Extract the stretch of lines that starts at the line with "Serialize everything readable" and ends at the last line of the data below. Give it exactly, without pictures.

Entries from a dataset
________________________
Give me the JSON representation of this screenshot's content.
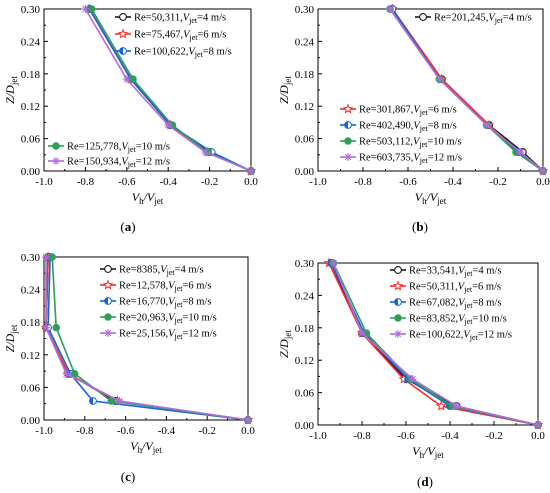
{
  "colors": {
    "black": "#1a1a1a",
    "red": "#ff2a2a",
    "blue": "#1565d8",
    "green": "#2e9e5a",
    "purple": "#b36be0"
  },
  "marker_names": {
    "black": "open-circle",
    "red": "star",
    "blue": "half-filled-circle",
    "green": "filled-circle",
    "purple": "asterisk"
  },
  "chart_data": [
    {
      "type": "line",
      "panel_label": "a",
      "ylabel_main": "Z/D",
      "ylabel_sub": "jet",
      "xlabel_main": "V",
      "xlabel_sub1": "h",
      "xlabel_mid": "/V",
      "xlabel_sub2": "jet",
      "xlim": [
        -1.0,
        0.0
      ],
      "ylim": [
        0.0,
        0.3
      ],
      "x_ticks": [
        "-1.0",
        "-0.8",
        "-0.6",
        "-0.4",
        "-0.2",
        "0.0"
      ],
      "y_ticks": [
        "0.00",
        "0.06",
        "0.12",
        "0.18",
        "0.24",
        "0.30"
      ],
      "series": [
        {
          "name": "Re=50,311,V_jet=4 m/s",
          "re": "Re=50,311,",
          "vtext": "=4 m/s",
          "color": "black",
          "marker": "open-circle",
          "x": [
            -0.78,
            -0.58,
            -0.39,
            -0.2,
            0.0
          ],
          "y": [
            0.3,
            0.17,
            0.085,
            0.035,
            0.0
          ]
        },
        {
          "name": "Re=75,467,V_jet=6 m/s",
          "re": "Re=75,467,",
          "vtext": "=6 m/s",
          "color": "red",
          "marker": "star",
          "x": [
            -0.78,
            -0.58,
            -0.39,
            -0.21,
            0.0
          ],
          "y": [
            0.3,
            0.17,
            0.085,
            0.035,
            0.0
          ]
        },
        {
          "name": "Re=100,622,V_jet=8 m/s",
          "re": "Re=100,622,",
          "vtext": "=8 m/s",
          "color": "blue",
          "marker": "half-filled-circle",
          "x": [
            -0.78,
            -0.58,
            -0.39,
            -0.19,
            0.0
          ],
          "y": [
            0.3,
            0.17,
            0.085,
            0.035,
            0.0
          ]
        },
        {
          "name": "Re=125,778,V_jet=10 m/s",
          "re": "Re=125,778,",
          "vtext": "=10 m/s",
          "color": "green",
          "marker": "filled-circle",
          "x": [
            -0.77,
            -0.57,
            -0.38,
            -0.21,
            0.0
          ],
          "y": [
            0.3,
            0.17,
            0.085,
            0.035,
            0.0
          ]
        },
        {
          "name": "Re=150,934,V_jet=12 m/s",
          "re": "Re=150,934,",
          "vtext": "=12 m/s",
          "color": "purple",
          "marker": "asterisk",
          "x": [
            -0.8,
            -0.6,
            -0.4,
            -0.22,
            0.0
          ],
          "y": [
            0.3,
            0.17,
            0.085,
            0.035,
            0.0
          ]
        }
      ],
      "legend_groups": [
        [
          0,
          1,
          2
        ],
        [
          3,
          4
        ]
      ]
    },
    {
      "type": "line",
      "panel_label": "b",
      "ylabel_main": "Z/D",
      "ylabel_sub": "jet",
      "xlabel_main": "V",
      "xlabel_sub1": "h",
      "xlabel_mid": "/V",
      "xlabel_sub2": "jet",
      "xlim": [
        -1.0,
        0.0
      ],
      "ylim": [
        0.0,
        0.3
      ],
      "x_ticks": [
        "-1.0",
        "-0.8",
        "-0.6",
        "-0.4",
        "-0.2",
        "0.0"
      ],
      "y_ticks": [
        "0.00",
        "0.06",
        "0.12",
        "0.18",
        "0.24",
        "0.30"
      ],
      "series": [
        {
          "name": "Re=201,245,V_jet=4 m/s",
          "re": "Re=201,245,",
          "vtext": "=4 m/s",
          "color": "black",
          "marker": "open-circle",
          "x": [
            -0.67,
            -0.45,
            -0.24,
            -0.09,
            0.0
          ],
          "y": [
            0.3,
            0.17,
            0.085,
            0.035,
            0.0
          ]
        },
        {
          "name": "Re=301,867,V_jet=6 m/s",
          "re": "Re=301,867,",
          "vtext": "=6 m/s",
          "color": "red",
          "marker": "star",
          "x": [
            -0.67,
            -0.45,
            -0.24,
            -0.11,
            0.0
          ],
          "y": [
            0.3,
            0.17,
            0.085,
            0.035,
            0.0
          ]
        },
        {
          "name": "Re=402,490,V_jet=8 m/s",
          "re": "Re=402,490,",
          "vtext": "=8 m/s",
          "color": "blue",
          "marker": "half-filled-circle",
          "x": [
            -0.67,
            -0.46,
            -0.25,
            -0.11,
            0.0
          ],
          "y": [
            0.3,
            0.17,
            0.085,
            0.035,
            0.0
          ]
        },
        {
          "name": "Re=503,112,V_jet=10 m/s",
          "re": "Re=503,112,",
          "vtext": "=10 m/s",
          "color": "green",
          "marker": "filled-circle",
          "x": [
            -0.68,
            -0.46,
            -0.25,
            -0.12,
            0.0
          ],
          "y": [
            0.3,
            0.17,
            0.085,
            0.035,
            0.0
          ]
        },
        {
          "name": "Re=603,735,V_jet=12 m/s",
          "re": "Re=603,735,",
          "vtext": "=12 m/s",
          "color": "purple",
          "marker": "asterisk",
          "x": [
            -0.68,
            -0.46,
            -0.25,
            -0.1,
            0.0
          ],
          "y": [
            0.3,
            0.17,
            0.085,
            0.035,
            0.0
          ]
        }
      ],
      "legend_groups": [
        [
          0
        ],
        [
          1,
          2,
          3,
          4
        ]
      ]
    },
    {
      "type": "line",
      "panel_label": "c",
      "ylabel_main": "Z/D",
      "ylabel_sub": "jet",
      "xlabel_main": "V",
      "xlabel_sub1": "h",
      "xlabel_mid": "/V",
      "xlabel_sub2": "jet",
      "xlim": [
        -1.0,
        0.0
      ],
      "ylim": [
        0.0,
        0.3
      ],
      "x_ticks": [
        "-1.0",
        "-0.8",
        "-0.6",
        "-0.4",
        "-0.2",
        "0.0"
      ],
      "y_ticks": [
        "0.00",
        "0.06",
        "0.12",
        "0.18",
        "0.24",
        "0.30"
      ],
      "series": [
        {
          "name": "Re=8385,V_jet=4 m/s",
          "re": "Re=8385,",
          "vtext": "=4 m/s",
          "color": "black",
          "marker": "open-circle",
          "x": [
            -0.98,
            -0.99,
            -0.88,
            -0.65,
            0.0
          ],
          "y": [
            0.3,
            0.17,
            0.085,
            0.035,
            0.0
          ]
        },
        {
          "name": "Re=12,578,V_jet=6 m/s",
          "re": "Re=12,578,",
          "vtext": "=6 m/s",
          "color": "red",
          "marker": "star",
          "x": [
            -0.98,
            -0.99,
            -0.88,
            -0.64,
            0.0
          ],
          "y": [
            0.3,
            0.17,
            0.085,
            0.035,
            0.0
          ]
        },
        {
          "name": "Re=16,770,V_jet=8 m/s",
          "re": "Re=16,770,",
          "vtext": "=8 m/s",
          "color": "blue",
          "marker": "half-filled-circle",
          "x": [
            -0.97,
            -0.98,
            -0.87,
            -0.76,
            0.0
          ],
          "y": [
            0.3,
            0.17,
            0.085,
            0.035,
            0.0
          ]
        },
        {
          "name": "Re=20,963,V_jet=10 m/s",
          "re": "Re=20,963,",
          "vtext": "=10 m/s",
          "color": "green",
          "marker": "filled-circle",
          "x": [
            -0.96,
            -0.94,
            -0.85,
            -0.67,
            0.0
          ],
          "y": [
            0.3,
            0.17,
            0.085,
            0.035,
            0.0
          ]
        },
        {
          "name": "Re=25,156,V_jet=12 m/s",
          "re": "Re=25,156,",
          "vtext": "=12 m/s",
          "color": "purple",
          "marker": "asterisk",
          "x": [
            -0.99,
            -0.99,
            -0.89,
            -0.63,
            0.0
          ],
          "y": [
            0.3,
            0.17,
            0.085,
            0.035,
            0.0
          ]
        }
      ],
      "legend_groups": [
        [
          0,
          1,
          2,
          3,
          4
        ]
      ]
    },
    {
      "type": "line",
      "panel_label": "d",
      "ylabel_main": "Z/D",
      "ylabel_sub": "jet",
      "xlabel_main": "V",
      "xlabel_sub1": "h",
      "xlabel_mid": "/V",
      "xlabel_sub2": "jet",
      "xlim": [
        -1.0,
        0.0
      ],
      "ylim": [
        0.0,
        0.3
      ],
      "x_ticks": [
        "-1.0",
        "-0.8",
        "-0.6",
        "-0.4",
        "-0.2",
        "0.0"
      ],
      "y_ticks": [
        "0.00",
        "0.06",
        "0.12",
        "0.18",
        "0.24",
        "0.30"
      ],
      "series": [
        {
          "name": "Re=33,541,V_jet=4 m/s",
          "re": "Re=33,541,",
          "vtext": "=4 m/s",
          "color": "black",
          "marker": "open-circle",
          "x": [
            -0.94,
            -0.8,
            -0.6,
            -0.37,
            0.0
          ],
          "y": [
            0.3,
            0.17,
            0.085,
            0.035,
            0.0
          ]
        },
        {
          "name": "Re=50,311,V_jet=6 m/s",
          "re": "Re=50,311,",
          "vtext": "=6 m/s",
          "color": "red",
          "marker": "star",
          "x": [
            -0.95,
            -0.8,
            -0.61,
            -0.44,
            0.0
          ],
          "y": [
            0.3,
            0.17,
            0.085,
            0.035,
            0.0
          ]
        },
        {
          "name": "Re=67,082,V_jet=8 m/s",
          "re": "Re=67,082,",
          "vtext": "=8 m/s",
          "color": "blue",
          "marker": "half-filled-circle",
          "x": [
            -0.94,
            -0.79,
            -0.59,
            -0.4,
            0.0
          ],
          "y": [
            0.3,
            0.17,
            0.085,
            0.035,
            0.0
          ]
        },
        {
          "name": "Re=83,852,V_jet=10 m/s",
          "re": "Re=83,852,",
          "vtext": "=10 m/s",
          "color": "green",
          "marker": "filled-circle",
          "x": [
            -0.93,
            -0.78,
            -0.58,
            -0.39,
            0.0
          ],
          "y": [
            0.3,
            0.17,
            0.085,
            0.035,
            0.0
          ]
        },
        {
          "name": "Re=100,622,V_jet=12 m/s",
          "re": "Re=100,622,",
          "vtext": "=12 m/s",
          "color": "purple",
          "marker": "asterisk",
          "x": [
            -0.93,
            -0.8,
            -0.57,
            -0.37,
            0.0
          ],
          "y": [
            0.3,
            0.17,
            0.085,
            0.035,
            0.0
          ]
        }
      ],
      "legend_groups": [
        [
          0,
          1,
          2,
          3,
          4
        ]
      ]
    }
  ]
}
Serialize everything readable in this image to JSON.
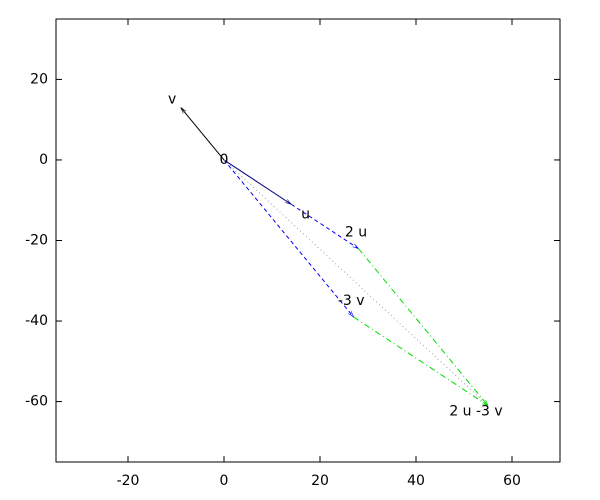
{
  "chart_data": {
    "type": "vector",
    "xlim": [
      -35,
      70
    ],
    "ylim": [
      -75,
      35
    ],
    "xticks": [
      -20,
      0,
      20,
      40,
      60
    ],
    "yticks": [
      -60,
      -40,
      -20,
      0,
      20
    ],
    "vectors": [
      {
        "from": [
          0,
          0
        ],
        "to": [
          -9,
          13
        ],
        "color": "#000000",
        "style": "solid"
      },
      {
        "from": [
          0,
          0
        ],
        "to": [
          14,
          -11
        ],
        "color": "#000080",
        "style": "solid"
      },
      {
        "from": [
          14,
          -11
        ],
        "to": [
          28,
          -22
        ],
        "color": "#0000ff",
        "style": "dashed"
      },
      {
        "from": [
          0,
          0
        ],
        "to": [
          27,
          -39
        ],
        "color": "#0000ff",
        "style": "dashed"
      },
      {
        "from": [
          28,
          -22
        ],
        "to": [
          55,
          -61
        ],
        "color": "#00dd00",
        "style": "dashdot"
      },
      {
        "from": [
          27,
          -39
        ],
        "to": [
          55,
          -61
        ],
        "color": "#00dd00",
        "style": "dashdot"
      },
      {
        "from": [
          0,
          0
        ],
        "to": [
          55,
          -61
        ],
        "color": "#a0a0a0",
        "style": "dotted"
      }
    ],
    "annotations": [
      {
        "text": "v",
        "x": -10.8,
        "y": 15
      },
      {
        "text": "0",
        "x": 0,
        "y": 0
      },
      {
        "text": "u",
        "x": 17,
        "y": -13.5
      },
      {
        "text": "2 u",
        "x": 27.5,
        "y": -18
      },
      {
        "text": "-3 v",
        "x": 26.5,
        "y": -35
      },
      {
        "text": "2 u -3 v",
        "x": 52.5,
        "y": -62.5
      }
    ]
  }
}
________________________
▶ **OUTPUT**
Serialize everything readable in this image to JSON.
{
  "chart_data": {
    "type": "vector",
    "xlim": [
      -35,
      70
    ],
    "ylim": [
      -75,
      35
    ],
    "xticks": [
      -20,
      0,
      20,
      40,
      60
    ],
    "yticks": [
      -60,
      -40,
      -20,
      0,
      20
    ],
    "vectors": [
      {
        "from": [
          0,
          0
        ],
        "to": [
          -9,
          13
        ],
        "color": "#000000",
        "style": "solid"
      },
      {
        "from": [
          0,
          0
        ],
        "to": [
          14,
          -11
        ],
        "color": "#000080",
        "style": "solid"
      },
      {
        "from": [
          14,
          -11
        ],
        "to": [
          28,
          -22
        ],
        "color": "#0000ff",
        "style": "dashed"
      },
      {
        "from": [
          0,
          0
        ],
        "to": [
          27,
          -39
        ],
        "color": "#0000ff",
        "style": "dashed"
      },
      {
        "from": [
          28,
          -22
        ],
        "to": [
          55,
          -61
        ],
        "color": "#00dd00",
        "style": "dashdot"
      },
      {
        "from": [
          27,
          -39
        ],
        "to": [
          55,
          -61
        ],
        "color": "#00dd00",
        "style": "dashdot"
      },
      {
        "from": [
          0,
          0
        ],
        "to": [
          55,
          -61
        ],
        "color": "#a0a0a0",
        "style": "dotted"
      }
    ],
    "annotations": [
      {
        "text": "v",
        "x": -10.8,
        "y": 15
      },
      {
        "text": "0",
        "x": 0,
        "y": 0
      },
      {
        "text": "u",
        "x": 17,
        "y": -13.5
      },
      {
        "text": "2 u",
        "x": 27.5,
        "y": -18
      },
      {
        "text": "-3 v",
        "x": 26.5,
        "y": -35
      },
      {
        "text": "2 u -3 v",
        "x": 52.5,
        "y": -62.5
      }
    ]
  }
}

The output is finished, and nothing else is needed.